### TASK DETAILS
Copy each line where the word "teams" occurs.

──────── SUPPLIED ENTRIES

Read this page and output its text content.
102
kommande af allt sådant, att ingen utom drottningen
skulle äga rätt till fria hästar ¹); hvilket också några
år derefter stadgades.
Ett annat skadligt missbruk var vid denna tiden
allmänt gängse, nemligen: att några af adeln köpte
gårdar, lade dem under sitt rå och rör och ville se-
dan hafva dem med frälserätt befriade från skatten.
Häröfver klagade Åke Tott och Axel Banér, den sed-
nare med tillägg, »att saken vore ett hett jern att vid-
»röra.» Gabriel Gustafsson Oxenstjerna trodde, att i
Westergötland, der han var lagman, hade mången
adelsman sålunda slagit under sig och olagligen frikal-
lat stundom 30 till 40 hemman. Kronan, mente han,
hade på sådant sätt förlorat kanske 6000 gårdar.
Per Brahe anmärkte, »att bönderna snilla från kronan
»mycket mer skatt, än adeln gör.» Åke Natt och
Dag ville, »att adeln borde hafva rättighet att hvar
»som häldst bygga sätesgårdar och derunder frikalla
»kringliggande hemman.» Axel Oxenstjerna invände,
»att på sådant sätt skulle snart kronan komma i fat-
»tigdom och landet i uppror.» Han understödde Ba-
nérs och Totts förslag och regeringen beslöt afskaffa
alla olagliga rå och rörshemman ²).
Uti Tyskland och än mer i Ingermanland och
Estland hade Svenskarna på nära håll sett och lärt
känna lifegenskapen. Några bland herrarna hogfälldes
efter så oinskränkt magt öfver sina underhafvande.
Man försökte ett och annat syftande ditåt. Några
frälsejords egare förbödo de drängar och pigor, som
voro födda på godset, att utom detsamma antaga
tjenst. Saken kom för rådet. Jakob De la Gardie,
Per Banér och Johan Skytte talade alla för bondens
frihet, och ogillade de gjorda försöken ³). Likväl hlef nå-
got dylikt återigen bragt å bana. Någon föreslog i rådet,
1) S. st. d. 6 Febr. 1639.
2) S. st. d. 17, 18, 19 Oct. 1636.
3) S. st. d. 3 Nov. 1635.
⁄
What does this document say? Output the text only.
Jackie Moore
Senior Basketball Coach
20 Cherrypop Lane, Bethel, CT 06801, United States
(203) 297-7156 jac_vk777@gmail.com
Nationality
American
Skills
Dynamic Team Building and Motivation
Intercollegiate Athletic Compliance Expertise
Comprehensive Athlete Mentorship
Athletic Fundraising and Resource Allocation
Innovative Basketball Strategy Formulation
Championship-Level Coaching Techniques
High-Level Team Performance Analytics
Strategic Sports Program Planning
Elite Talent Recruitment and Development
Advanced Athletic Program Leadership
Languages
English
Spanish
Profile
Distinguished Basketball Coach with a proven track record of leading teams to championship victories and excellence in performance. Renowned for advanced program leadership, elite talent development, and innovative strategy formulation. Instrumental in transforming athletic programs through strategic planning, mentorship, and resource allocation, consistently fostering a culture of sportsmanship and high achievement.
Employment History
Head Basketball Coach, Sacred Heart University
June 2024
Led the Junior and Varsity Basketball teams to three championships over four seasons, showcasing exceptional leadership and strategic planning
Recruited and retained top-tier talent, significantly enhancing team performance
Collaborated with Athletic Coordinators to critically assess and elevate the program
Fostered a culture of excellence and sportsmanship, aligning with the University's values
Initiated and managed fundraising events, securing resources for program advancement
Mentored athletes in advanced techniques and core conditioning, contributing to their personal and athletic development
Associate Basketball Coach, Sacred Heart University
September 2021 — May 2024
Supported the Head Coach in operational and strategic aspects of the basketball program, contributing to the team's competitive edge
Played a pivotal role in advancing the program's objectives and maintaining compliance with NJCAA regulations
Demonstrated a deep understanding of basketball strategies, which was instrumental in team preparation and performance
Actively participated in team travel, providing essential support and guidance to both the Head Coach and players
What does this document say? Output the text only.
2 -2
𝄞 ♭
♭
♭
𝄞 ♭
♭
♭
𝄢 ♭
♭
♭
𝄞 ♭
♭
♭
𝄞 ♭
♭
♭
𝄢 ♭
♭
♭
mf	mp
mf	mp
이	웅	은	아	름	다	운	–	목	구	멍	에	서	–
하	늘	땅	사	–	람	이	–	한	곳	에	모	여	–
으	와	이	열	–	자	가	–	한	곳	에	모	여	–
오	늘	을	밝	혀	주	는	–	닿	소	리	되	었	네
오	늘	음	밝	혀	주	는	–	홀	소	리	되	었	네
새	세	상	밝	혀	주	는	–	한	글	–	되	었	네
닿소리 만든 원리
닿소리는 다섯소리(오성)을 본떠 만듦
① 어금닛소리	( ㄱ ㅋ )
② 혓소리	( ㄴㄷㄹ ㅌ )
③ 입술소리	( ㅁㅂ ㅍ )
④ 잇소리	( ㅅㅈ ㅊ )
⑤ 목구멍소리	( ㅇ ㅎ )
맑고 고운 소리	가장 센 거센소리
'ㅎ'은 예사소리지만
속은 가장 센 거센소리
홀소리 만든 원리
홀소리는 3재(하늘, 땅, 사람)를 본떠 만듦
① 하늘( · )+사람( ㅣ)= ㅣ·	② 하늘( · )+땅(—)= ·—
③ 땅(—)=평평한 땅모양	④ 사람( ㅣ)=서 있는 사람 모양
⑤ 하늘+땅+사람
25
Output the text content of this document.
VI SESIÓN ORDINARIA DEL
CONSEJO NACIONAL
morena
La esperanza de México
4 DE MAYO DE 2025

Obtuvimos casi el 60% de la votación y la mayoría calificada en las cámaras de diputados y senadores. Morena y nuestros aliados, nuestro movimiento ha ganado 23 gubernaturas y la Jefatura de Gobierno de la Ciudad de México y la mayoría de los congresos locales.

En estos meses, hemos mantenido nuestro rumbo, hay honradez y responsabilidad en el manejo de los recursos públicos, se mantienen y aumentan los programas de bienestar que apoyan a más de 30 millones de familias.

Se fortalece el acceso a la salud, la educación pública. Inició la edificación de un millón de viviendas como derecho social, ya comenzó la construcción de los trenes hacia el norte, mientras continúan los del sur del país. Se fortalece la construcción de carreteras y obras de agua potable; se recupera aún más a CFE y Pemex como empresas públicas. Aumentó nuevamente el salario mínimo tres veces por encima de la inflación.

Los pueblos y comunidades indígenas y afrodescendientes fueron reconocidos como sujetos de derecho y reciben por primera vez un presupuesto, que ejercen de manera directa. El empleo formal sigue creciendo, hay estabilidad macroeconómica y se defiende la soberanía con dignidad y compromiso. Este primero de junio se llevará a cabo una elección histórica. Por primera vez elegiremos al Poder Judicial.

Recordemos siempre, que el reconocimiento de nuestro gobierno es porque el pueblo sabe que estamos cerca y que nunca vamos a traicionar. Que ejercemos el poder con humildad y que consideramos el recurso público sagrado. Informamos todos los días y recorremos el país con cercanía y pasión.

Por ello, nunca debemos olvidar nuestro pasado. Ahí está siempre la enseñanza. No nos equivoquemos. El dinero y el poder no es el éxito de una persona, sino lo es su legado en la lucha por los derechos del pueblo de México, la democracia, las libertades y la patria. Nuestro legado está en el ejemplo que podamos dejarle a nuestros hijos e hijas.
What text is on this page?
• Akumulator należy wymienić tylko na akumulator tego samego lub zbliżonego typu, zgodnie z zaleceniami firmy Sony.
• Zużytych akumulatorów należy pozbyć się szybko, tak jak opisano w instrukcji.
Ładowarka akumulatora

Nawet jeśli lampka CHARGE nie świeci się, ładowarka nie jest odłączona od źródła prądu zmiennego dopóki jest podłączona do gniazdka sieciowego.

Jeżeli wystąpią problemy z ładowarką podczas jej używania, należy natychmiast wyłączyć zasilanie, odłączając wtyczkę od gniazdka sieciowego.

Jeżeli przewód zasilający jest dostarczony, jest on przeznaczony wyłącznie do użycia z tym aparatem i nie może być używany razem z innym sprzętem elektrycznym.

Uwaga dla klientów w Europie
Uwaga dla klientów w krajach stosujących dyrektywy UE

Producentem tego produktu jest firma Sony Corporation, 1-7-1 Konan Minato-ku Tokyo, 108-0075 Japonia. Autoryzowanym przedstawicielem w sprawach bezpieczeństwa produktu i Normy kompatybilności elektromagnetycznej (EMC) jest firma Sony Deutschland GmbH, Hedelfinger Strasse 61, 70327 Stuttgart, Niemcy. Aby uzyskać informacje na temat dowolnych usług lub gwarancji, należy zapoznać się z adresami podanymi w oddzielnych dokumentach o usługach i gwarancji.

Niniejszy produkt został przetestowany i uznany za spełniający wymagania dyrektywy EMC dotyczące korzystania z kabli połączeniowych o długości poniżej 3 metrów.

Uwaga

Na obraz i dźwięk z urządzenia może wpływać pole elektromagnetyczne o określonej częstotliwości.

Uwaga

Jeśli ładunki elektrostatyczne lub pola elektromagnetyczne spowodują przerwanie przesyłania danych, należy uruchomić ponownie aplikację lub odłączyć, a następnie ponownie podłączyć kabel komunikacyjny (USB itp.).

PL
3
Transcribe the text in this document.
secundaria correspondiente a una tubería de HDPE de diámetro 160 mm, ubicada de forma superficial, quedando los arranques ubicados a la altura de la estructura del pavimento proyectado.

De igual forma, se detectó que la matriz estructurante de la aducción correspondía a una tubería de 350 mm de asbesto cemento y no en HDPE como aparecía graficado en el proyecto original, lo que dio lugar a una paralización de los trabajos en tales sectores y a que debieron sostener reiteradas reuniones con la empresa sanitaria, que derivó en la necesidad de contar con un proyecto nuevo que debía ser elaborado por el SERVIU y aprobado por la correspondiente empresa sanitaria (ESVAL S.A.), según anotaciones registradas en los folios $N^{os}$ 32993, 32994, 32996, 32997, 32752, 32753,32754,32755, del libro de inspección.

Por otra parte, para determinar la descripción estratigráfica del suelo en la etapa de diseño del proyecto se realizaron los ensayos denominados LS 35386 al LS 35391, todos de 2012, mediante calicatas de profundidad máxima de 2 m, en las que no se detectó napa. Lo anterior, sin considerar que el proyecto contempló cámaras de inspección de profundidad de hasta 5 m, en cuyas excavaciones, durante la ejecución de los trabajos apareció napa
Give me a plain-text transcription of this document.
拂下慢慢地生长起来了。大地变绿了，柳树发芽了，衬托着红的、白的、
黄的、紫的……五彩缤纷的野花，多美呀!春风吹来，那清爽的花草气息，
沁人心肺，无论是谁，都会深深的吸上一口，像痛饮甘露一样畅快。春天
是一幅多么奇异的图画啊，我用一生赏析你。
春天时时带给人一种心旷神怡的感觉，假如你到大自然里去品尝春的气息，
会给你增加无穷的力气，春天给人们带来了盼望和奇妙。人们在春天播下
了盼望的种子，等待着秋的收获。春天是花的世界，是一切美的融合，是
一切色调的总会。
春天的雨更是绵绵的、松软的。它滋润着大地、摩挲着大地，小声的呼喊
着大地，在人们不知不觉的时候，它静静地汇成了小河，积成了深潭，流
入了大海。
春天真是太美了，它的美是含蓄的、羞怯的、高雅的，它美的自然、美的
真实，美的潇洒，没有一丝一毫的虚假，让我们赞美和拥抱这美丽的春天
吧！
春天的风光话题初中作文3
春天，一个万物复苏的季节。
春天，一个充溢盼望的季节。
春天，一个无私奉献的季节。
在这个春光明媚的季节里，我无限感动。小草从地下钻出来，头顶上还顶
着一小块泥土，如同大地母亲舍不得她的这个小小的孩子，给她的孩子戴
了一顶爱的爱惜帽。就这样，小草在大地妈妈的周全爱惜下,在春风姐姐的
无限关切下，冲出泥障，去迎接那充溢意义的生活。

────────────────

### REPLY TO THE EXERCISE
Distinguished Basketball Coach with a proven track record of leading teams to championship victories and excellence in performance. Renowned for advanced program leadership, elite talent development, and innovative strategy formulation. Instrumental in transforming athletic programs through strategic planning, mentorship, and resource allocation, consistently fostering a culture of sportsmanship and high achievement.
Led the Junior and Varsity Basketball teams to three championships over four seasons, showcasing exceptional leadership and strategic planning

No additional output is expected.